===== INFORMATION SHOWN =====

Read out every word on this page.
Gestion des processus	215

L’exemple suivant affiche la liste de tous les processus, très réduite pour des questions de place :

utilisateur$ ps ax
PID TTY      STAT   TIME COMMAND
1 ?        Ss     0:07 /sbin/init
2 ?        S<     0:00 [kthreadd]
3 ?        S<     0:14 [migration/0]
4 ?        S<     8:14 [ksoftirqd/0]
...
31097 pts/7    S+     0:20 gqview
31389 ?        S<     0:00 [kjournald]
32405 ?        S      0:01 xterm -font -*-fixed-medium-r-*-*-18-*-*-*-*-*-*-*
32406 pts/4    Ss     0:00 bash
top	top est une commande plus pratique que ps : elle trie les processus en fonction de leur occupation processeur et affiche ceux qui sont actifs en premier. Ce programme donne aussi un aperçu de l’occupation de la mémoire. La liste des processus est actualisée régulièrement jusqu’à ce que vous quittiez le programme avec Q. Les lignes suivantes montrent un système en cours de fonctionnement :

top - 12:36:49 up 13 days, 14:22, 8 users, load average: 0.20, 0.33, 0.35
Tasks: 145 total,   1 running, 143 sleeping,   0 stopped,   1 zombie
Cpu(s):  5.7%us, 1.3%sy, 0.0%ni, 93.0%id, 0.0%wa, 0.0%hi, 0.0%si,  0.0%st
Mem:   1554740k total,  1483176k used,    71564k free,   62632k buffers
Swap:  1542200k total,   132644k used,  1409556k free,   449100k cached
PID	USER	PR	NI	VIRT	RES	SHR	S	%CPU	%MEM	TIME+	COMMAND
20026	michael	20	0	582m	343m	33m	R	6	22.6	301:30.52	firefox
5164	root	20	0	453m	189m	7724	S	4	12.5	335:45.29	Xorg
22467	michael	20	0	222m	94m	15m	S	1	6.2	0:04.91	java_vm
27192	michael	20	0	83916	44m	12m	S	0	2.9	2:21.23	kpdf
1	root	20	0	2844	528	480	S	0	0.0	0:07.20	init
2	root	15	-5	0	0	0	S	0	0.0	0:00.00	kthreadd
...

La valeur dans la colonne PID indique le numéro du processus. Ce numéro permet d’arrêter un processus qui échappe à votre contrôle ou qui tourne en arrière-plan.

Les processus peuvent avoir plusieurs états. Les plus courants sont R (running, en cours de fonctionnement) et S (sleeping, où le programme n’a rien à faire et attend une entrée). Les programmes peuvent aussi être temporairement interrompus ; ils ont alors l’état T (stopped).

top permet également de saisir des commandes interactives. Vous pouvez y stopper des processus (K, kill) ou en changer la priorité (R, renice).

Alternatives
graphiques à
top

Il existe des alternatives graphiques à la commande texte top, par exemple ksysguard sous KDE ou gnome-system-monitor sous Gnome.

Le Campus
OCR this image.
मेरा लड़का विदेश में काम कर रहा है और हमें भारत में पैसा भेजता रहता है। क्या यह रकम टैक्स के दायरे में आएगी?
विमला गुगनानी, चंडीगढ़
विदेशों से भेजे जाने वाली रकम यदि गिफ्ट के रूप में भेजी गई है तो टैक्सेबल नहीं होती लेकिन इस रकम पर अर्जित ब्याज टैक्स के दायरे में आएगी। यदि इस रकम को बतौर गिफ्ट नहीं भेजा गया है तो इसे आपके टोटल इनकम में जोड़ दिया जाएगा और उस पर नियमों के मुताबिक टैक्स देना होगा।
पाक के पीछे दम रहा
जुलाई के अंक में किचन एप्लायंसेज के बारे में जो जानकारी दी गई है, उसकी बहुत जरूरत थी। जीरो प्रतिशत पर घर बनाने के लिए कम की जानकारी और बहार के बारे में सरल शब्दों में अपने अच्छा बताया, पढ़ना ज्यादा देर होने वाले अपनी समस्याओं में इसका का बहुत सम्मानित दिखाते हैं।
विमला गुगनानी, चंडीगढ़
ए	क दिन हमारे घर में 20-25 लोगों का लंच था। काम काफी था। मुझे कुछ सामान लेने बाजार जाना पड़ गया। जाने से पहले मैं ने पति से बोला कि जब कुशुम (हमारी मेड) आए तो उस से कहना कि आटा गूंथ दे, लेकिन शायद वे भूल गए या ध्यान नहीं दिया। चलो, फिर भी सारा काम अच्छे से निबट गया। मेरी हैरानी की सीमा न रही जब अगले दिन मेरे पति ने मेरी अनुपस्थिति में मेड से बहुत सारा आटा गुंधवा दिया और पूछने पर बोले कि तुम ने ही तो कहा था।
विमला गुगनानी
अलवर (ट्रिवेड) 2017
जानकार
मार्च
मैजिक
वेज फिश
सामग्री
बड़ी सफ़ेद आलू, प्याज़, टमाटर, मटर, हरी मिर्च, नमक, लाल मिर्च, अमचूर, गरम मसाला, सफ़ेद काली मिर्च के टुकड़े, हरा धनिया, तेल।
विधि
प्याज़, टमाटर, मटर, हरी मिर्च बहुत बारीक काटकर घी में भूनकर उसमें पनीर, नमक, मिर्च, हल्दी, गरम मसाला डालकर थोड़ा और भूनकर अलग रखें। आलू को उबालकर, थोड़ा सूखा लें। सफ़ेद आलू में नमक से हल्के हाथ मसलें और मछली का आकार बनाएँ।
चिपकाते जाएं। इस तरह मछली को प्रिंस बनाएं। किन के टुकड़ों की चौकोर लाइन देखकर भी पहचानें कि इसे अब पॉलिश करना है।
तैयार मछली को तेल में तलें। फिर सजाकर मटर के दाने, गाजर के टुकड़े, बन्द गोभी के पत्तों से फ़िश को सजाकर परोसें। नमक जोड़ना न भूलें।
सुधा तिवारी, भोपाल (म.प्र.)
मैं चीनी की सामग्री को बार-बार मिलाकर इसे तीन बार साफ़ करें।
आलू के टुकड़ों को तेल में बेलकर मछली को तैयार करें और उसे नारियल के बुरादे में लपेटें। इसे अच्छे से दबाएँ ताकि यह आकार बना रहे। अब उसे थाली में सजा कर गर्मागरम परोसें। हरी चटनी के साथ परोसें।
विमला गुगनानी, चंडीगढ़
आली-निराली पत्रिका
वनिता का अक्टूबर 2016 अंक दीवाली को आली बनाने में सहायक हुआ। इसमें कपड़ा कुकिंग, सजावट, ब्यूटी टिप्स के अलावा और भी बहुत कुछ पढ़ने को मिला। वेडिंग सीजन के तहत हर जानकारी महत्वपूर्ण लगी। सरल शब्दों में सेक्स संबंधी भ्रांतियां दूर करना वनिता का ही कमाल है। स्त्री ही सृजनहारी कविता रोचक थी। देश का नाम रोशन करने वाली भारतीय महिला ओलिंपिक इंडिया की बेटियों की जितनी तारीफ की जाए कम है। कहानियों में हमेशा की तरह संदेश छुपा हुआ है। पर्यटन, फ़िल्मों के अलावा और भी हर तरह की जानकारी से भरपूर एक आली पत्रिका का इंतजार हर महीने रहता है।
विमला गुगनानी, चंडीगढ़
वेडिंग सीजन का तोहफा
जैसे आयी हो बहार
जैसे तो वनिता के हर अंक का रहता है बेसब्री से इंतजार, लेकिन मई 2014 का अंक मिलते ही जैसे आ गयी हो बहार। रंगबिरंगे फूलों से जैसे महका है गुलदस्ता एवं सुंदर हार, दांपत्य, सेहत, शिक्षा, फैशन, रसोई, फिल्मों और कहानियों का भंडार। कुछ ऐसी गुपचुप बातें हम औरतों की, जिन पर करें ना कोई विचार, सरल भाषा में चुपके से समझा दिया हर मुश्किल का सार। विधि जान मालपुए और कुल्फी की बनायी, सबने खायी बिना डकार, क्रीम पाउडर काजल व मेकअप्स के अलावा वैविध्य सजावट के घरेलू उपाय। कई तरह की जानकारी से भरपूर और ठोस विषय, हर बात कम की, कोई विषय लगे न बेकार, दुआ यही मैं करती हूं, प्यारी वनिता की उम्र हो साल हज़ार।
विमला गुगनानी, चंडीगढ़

=====

**WHAT TO DO**
Copy every line that includes the string "exemple" from the material above.

**FULL RESPONSE**
L’exemple suivant affiche la liste de tous les processus, très réduite pour des questions de place :
Il existe des alternatives graphiques à la commande texte top, par exemple ksysguard sous KDE ou gnome-system-monitor sous Gnome.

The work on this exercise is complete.